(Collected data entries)

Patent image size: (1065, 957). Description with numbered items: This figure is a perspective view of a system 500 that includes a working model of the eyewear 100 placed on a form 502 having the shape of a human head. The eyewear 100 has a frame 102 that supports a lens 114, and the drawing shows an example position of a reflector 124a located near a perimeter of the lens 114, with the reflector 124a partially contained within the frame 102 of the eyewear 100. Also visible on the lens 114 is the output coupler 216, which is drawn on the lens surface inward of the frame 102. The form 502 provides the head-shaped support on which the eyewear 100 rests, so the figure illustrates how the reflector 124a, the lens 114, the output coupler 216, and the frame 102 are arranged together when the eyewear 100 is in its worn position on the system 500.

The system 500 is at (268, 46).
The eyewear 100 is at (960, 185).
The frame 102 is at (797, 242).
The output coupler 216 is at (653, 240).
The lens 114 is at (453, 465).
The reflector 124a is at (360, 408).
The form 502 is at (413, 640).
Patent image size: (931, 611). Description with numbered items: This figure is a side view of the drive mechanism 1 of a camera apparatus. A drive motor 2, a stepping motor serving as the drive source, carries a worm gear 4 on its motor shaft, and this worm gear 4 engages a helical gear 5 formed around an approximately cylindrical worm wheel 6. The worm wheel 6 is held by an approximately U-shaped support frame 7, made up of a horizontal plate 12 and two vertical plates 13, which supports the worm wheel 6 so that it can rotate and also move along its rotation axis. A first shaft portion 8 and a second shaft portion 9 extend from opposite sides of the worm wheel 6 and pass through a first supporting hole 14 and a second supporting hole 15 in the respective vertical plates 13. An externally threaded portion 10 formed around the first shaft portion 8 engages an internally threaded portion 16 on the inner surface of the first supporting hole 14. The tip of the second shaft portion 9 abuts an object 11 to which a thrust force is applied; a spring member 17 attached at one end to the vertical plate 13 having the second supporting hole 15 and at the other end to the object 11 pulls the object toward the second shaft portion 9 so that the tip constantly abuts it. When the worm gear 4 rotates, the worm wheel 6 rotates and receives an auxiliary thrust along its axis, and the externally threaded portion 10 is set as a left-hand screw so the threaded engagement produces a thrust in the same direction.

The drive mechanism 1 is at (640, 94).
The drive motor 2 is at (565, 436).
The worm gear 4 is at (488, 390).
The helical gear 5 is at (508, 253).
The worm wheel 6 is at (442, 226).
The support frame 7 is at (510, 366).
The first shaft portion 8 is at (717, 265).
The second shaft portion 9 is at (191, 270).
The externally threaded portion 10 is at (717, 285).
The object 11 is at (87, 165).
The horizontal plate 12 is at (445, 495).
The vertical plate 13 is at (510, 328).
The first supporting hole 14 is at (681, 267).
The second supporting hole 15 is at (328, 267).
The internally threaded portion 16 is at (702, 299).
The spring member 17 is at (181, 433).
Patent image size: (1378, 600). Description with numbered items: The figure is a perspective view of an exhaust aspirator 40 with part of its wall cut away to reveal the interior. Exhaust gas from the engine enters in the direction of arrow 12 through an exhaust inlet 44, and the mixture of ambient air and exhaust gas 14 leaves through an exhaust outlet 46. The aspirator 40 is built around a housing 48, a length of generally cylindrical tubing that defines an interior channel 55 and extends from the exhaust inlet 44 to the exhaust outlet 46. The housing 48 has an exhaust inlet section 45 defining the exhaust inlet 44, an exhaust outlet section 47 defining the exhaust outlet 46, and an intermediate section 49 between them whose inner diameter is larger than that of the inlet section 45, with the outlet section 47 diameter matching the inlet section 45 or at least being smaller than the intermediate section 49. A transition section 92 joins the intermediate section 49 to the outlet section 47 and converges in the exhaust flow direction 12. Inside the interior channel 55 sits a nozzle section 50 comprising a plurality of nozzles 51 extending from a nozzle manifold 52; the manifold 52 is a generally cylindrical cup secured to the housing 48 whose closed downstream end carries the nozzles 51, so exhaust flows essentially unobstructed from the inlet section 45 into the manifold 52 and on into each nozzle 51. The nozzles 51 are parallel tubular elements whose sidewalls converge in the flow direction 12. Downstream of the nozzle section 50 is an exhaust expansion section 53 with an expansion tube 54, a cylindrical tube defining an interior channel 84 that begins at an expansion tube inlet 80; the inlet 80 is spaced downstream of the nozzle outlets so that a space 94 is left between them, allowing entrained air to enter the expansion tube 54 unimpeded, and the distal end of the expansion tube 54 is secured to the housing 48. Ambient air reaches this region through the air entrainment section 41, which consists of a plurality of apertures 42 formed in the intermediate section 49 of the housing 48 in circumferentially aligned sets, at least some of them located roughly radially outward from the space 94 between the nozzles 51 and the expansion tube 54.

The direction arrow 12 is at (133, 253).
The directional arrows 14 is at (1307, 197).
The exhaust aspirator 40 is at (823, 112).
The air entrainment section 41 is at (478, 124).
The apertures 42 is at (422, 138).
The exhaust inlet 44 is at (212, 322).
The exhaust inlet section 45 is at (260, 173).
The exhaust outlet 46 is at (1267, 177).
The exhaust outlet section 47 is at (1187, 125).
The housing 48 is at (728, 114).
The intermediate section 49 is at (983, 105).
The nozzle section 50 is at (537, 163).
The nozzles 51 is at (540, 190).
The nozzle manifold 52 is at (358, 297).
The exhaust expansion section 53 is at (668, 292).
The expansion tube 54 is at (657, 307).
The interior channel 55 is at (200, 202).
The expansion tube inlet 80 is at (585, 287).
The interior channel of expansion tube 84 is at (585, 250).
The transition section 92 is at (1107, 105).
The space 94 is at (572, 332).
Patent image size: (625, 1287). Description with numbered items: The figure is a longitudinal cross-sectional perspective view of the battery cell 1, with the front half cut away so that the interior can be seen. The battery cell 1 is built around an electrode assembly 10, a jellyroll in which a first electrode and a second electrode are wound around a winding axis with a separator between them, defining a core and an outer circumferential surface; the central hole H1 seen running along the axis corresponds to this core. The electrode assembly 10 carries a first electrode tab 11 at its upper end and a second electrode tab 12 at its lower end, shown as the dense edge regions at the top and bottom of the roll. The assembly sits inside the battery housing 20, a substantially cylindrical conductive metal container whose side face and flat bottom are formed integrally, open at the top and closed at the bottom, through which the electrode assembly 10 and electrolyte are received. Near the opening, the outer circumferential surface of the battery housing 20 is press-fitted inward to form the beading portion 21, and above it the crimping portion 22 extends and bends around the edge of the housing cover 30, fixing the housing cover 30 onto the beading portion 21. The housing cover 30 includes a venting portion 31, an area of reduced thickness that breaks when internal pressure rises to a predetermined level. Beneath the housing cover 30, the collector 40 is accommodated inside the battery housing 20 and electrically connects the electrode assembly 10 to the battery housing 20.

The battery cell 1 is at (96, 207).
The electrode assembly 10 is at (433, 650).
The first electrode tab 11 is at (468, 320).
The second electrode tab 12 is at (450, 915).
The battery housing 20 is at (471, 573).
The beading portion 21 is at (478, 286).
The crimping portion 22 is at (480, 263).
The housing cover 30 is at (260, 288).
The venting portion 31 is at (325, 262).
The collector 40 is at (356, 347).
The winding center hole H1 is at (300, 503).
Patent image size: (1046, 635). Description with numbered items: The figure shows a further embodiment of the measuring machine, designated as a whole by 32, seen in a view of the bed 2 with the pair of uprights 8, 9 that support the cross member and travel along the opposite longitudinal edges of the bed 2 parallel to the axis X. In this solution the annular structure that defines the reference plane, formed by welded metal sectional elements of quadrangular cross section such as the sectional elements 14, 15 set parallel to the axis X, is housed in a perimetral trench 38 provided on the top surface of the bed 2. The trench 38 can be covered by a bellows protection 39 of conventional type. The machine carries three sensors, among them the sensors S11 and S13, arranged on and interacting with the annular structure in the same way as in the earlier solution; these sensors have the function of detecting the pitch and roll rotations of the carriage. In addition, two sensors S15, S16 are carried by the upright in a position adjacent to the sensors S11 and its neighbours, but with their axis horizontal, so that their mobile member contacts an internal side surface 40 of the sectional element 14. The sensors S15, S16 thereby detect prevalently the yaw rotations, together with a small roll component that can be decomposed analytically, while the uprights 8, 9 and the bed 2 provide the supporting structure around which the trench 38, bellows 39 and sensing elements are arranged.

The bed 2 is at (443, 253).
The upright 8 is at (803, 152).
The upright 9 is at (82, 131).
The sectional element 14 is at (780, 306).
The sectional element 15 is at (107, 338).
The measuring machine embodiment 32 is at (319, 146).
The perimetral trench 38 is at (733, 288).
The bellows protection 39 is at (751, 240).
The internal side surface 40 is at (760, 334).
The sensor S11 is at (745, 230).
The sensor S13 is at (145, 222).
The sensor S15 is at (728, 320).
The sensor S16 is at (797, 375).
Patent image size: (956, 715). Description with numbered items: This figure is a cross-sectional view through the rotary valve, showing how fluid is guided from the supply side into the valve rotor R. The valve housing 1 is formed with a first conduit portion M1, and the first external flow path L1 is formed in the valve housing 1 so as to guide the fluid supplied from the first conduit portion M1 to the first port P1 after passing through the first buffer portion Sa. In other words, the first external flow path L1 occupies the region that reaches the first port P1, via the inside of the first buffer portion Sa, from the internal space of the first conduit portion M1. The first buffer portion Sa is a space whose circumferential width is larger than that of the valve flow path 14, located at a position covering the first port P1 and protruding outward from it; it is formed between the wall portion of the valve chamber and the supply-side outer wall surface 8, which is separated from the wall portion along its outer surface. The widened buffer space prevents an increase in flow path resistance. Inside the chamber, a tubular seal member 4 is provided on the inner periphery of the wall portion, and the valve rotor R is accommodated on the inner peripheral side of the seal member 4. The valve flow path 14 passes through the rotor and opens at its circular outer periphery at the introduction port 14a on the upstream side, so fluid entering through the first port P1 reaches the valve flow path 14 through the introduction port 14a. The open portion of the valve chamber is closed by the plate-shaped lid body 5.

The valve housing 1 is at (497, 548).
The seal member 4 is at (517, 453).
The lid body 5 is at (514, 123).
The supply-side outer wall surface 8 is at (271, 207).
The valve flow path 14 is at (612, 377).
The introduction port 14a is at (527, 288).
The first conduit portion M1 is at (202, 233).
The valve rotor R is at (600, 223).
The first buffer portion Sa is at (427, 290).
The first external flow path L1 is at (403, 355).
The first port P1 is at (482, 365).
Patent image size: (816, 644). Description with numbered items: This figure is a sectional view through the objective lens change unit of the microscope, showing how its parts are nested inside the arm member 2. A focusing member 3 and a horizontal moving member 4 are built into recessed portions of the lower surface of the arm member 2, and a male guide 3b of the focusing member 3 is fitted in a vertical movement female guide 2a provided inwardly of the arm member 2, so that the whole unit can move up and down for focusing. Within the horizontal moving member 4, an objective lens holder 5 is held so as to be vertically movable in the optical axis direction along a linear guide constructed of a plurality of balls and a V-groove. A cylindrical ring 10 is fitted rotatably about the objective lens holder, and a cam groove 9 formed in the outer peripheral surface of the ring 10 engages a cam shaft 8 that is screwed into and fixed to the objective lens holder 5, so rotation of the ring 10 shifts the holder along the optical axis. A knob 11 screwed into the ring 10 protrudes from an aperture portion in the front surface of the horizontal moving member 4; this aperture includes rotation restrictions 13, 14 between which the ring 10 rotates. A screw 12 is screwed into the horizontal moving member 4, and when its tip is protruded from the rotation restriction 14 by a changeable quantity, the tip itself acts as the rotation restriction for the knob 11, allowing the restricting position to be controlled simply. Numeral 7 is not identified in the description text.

WHAT IS REQUIRED:
Retype the data from its first line through the line containing "The form 502 is at (413, 640).", including both of those lines.

THE COMPLETED TASK:
Patent image size: (1065, 957). Description with numbered items: This figure is a perspective view of a system 500 that includes a working model of the eyewear 100 placed on a form 502 having the shape of a human head. The eyewear 100 has a frame 102 that supports a lens 114, and the drawing shows an example position of a reflector 124a located near a perimeter of the lens 114, with the reflector 124a partially contained within the frame 102 of the eyewear 100. Also visible on the lens 114 is the output coupler 216, which is drawn on the lens surface inward of the frame 102. The form 502 provides the head-shaped support on which the eyewear 100 rests, so the figure illustrates how the reflector 124a, the lens 114, the output coupler 216, and the frame 102 are arranged together when the eyewear 100 is in its worn position on the system 500.

The system 500 is at (268, 46).
The eyewear 100 is at (960, 185).
The frame 102 is at (797, 242).
The output coupler 216 is at (653, 240).
The lens 114 is at (453, 465).
The reflector 124a is at (360, 408).
The form 502 is at (413, 640).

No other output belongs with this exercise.